Extracted text:
Another area of inquiry that the Senate Rules Committee should pursue when they take up the von Spakovsky nomination is his involvement in approving a voter ID bill in Georgia.  Here again, while at DOJ, he ignored the near unanimous recommendation of the career staff.  This time, von Spakovsky overrode their recommendation to gather more facts and take the time required to study the legal implications of the controversial law.  After von Spakovsky and the other political appointees rammed through approval of the Georgia voter ID bill, a federal court invalidated the law on the grounds that it operated as a poll tax and was discriminatory!  And to make matters worse, von Spakovsky played an active role in DOJ’s consideration and eventual approval of the Georgia voter ID bill - while conveniently failing to acknowledge or disclose that his mind had already been made up to approve the approach before the DOJ’s consideration of the Georgia bill had even begun.  As the Washington Post reported in 2006:

"When he was a senior lawyer in the Justice Department's Civil Rights  Division, Hans von Spakovsky played a central role in approving a controversial Georgia voter identification program over the objections of staff lawyers. But now, after leaving Justice for the Federal Election Commission, von Spakovsky has acknowledged writing a law review article that endorsed photo identification, which was Georgia's approach, before the state's proposal was even submitted to Justice for review. He also took the unusual step of using a pseudonym, 'Publius," in publishing the article, which appeared in the spring 2005 issue of the Texas Review of Law & Politics." The article further notes: "The article's appearance on the FEC Web site was first noted last month by Loyola University law professor Rick Hasen on his Web site, Its sudden disappearance was reported earlier this week by the Atlanta Journal-Constitution."

List of tasks:
[1] In the passage on the von Spakovsky nomination, what pseudonym did von Spakovsky use to publish his law review article?
[2] Name every newspaper or journal that the passage on the von Spakovsky nomination mentions by name.
[3] Write the next few sentences of the passage on the von Spakovsky nomination, beginning after its last sentence.

Given data:
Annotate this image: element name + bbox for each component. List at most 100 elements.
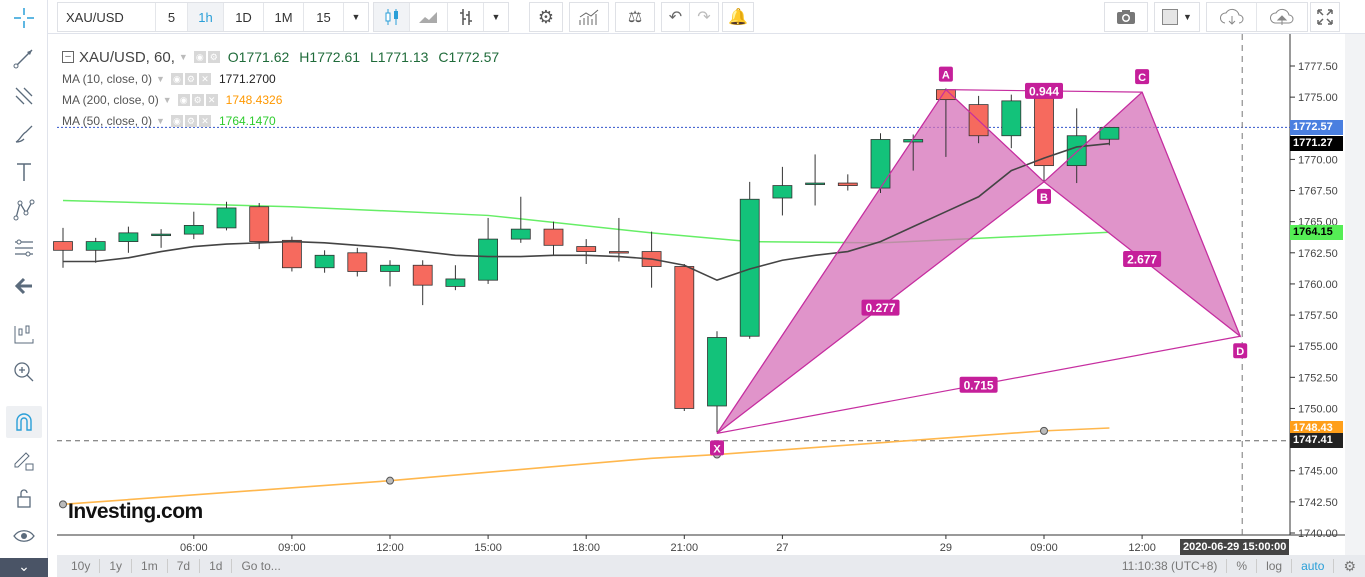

Answers for the exercise:
[1] He used the pseudonym "Publius."

[2] The Washington Post, the Texas Review of Law & Politics, and the Atlanta Journal-Constitution.

[3]
Official's Article on Voting Law Spurs Outcry, Washington Post, Dan Eggen, Thursday, April 13, 2006; Page A19.

When von Spakovsky’s controversial role in the Georgia voter ID case was subsequently disclosed, it prompted an ethics complaint from the ACLU attorneys involved in the case.  The attorneys took the unusual step of writing to the DOJ ethics office, alleging that the article authored by von Spakovsky showed he had already made up his mind on the issue and that his attempt to hide his views may have violated Justice Department guidelines.  Associate Director of the ACLU’s Voting Rights Project, Neil Bradley, wrote: “There appears to have been an intentional desire to prevent the public and, in particular, advocates with business before the Voting Section, from knowing the views of one of the senior officials involved.”  DOJ has failed to disclose whether it has taken any action regarding the ACLU’s ethics complaint involving von Spakovsky.

As noted above, despite von Spakovsky’s sordid past at the DOJ, President Bush used a recess appointment one year ago to make him a Federal Election Commissioner.  This recess appointment avoided a Senate confirmation hearing.  As a member of the Federal Election Commission, von Spakovsky is one of six individuals charged with enforcing our nation’s campaign finance laws, just as he had been responsible for enforcing our civil rights laws while at DOJ.  von Spakovsky has not followed up his controversial DOJ tenure with exemplary public service at the FEC.  In his first year on the FEC, von Spakovsky has made clear that he detests many of the campaign finance laws that he took an oath of office to uphold and enforce.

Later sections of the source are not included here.